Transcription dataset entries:
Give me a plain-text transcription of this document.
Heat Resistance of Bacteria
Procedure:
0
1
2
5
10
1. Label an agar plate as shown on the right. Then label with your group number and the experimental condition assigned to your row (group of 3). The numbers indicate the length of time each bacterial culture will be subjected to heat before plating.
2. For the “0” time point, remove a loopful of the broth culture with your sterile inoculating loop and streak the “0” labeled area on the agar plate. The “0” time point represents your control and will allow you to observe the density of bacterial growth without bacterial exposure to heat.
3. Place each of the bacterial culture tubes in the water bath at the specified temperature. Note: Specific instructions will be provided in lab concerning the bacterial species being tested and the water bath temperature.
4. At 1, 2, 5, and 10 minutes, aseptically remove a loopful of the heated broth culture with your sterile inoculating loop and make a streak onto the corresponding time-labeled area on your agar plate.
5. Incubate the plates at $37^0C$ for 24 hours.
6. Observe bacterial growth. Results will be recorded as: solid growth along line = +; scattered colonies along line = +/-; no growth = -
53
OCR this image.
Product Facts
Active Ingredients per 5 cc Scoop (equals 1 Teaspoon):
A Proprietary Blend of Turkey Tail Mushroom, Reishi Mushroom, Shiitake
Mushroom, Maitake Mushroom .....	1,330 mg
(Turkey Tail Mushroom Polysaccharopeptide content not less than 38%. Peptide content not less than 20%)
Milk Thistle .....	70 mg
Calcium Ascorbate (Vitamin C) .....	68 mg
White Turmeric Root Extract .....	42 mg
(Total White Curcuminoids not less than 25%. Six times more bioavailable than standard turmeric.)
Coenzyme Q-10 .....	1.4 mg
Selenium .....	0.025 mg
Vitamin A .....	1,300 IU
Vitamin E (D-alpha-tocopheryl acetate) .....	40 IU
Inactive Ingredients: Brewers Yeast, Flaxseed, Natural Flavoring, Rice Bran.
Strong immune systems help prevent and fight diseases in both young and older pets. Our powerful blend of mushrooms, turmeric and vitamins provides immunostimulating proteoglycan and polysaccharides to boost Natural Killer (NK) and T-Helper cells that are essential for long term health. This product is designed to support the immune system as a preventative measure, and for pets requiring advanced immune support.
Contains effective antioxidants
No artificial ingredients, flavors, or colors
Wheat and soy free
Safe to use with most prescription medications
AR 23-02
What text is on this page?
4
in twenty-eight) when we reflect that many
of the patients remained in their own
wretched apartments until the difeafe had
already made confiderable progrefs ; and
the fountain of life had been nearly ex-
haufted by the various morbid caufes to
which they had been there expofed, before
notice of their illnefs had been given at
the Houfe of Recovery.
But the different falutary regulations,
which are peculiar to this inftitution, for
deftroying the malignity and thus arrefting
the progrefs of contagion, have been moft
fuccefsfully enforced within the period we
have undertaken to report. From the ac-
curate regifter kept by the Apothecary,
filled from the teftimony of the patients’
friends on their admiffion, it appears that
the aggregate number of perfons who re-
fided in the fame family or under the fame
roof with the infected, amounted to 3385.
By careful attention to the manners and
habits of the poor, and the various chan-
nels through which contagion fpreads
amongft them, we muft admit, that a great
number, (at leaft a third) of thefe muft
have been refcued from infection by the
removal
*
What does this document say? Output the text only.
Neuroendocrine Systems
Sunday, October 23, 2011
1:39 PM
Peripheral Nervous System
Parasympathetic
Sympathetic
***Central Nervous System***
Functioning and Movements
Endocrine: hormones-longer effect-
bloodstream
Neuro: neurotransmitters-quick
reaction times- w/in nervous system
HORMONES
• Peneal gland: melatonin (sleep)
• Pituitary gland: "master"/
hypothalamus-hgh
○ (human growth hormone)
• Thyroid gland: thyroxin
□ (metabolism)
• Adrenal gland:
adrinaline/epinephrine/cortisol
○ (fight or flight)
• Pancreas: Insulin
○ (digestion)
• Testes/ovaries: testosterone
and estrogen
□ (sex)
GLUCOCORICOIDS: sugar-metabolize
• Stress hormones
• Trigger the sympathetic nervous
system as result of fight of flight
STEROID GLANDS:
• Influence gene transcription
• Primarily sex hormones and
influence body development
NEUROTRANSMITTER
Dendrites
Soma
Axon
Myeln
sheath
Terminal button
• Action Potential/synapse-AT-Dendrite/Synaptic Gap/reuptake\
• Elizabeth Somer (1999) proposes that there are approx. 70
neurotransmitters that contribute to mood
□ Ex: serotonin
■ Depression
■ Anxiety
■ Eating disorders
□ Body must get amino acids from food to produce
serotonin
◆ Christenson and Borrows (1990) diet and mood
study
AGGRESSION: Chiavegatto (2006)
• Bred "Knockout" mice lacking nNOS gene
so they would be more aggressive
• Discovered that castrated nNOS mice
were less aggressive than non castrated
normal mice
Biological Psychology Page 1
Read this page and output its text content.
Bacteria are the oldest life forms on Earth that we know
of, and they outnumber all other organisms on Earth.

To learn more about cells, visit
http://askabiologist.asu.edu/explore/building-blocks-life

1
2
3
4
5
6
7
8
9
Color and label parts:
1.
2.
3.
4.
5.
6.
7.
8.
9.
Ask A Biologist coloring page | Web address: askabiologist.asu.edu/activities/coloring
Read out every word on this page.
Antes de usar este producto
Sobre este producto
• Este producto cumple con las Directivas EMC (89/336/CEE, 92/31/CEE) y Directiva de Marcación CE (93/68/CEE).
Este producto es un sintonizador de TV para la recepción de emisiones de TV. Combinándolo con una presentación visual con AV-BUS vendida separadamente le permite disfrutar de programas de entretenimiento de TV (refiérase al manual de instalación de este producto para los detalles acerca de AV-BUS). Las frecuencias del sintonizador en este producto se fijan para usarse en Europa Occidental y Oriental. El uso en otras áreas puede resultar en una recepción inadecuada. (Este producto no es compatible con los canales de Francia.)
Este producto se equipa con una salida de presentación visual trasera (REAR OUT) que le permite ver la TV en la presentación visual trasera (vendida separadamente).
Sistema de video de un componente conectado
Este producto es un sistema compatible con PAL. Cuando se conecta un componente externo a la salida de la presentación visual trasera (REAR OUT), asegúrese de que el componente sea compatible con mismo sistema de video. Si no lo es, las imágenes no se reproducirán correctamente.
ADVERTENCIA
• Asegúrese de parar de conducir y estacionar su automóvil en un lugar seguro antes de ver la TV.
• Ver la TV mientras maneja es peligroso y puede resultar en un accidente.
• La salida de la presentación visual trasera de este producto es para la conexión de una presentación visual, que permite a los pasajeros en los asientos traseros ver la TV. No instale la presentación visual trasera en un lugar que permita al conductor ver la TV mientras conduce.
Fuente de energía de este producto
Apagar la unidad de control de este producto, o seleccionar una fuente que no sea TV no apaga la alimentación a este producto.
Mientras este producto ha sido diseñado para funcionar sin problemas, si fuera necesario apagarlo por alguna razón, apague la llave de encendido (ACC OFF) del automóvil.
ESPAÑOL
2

**AIM OF THE EXERCISE**
Pull out the lines above in which the word "progrefs" appears.

**RESPONSE TO THE TASK**
already made confiderable progrefs ; and
the progrefs of contagion, have been moft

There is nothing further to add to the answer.